• [EXTRACTED DATA]
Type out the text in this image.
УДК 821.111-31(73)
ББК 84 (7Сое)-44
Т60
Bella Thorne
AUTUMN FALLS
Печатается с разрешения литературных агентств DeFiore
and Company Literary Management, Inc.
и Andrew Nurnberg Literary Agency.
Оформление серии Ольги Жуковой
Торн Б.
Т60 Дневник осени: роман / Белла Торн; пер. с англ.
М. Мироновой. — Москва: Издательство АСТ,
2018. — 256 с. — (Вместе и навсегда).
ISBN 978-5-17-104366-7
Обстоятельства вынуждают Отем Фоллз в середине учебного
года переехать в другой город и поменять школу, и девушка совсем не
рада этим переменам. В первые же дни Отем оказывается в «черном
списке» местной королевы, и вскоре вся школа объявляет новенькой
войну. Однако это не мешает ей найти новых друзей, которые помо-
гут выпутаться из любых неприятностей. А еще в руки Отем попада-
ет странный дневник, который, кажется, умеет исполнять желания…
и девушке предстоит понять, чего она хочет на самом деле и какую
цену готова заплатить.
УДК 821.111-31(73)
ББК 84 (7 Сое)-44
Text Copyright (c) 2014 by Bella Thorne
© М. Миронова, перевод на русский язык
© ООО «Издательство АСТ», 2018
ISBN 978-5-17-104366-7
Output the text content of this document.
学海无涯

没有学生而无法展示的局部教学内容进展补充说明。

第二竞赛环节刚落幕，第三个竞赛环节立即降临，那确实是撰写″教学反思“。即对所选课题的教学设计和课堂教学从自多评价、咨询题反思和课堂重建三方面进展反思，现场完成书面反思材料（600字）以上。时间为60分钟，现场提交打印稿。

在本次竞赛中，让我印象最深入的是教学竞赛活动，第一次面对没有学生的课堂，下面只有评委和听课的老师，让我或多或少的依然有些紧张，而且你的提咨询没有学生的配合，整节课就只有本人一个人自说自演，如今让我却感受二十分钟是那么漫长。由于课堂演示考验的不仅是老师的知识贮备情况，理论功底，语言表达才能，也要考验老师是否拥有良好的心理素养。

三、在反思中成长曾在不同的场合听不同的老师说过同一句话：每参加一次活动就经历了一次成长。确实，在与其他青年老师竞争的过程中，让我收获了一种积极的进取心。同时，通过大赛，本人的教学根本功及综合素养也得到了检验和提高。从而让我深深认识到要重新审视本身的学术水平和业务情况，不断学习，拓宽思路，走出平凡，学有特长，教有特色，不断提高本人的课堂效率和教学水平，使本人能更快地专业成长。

• [TASK GOAL] Of the lines in this listing, how many contain "Издательство"? Reply with the number and nothing more.

• [RESULT FOR THIS TASK] 2